━━ Task data

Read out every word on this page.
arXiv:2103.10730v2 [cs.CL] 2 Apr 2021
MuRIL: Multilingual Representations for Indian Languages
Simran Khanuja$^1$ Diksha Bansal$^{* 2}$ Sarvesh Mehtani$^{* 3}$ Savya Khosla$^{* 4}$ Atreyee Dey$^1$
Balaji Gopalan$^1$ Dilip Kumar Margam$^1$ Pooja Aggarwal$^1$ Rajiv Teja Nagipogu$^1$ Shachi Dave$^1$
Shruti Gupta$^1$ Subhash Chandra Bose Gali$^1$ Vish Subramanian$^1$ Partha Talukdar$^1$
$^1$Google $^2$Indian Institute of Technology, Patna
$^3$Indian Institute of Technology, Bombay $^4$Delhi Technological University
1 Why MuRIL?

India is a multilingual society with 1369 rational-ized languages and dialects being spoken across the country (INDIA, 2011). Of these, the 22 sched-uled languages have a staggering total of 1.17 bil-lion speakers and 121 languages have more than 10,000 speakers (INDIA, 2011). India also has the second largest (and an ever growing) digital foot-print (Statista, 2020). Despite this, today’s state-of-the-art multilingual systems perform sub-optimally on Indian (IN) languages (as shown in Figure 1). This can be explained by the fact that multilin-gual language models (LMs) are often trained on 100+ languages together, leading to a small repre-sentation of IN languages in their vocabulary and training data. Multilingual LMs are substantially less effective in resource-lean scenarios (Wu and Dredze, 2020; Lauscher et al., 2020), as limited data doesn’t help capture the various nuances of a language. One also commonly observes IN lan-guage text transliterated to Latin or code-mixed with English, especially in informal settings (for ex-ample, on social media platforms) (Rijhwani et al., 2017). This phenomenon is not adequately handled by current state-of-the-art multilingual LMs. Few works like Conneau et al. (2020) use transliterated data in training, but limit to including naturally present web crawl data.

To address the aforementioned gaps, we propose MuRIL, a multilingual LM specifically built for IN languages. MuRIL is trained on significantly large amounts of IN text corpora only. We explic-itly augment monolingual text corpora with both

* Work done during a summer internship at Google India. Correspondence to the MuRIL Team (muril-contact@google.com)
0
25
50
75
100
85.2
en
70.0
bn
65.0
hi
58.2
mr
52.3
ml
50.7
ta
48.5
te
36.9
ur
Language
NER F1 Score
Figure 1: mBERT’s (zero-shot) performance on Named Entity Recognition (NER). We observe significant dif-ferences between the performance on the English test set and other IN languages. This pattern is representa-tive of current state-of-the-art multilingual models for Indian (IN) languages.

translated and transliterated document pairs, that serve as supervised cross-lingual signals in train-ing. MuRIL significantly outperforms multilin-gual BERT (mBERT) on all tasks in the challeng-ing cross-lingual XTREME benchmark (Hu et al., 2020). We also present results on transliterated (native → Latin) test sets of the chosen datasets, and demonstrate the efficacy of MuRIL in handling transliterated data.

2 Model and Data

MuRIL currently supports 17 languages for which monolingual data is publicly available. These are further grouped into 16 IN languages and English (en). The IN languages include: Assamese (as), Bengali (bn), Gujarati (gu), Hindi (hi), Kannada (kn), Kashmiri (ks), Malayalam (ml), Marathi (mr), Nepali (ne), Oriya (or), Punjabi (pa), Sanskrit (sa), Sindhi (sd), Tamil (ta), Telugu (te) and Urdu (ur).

━━━━

• [Brief]: All of the entries should be written out again exactly.

• [Solution to this task]:
Read out every word on this page.
arXiv:2103.10730v2 [cs.CL] 2 Apr 2021
MuRIL: Multilingual Representations for Indian Languages
Simran Khanuja$^1$ Diksha Bansal$^{* 2}$ Sarvesh Mehtani$^{* 3}$ Savya Khosla$^{* 4}$ Atreyee Dey$^1$
Balaji Gopalan$^1$ Dilip Kumar Margam$^1$ Pooja Aggarwal$^1$ Rajiv Teja Nagipogu$^1$ Shachi Dave$^1$
Shruti Gupta$^1$ Subhash Chandra Bose Gali$^1$ Vish Subramanian$^1$ Partha Talukdar$^1$
$^1$Google $^2$Indian Institute of Technology, Patna
$^3$Indian Institute of Technology, Bombay $^4$Delhi Technological University
1 Why MuRIL?

India is a multilingual society with 1369 rational-ized languages and dialects being spoken across the country (INDIA, 2011). Of these, the 22 sched-uled languages have a staggering total of 1.17 bil-lion speakers and 121 languages have more than 10,000 speakers (INDIA, 2011). India also has the second largest (and an ever growing) digital foot-print (Statista, 2020). Despite this, today’s state-of-the-art multilingual systems perform sub-optimally on Indian (IN) languages (as shown in Figure 1). This can be explained by the fact that multilin-gual language models (LMs) are often trained on 100+ languages together, leading to a small repre-sentation of IN languages in their vocabulary and training data. Multilingual LMs are substantially less effective in resource-lean scenarios (Wu and Dredze, 2020; Lauscher et al., 2020), as limited data doesn’t help capture the various nuances of a language. One also commonly observes IN lan-guage text transliterated to Latin or code-mixed with English, especially in informal settings (for ex-ample, on social media platforms) (Rijhwani et al., 2017). This phenomenon is not adequately handled by current state-of-the-art multilingual LMs. Few works like Conneau et al. (2020) use transliterated data in training, but limit to including naturally present web crawl data.

To address the aforementioned gaps, we propose MuRIL, a multilingual LM specifically built for IN languages. MuRIL is trained on significantly large amounts of IN text corpora only. We explic-itly augment monolingual text corpora with both

* Work done during a summer internship at Google India. Correspondence to the MuRIL Team (muril-contact@google.com)
0
25
50
75
100
85.2
en
70.0
bn
65.0
hi
58.2
mr
52.3
ml
50.7
ta
48.5
te
36.9
ur
Language
NER F1 Score
Figure 1: mBERT’s (zero-shot) performance on Named Entity Recognition (NER). We observe significant dif-ferences between the performance on the English test set and other IN languages. This pattern is representa-tive of current state-of-the-art multilingual models for Indian (IN) languages.

translated and transliterated document pairs, that serve as supervised cross-lingual signals in train-ing. MuRIL significantly outperforms multilin-gual BERT (mBERT) on all tasks in the challeng-ing cross-lingual XTREME benchmark (Hu et al., 2020). We also present results on transliterated (native → Latin) test sets of the chosen datasets, and demonstrate the efficacy of MuRIL in handling transliterated data.

2 Model and Data

MuRIL currently supports 17 languages for which monolingual data is publicly available. These are further grouped into 16 IN languages and English (en). The IN languages include: Assamese (as), Bengali (bn), Gujarati (gu), Hindi (hi), Kannada (kn), Kashmiri (ks), Malayalam (ml), Marathi (mr), Nepali (ne), Oriya (or), Punjabi (pa), Sanskrit (sa), Sindhi (sd), Tamil (ta), Telugu (te) and Urdu (ur).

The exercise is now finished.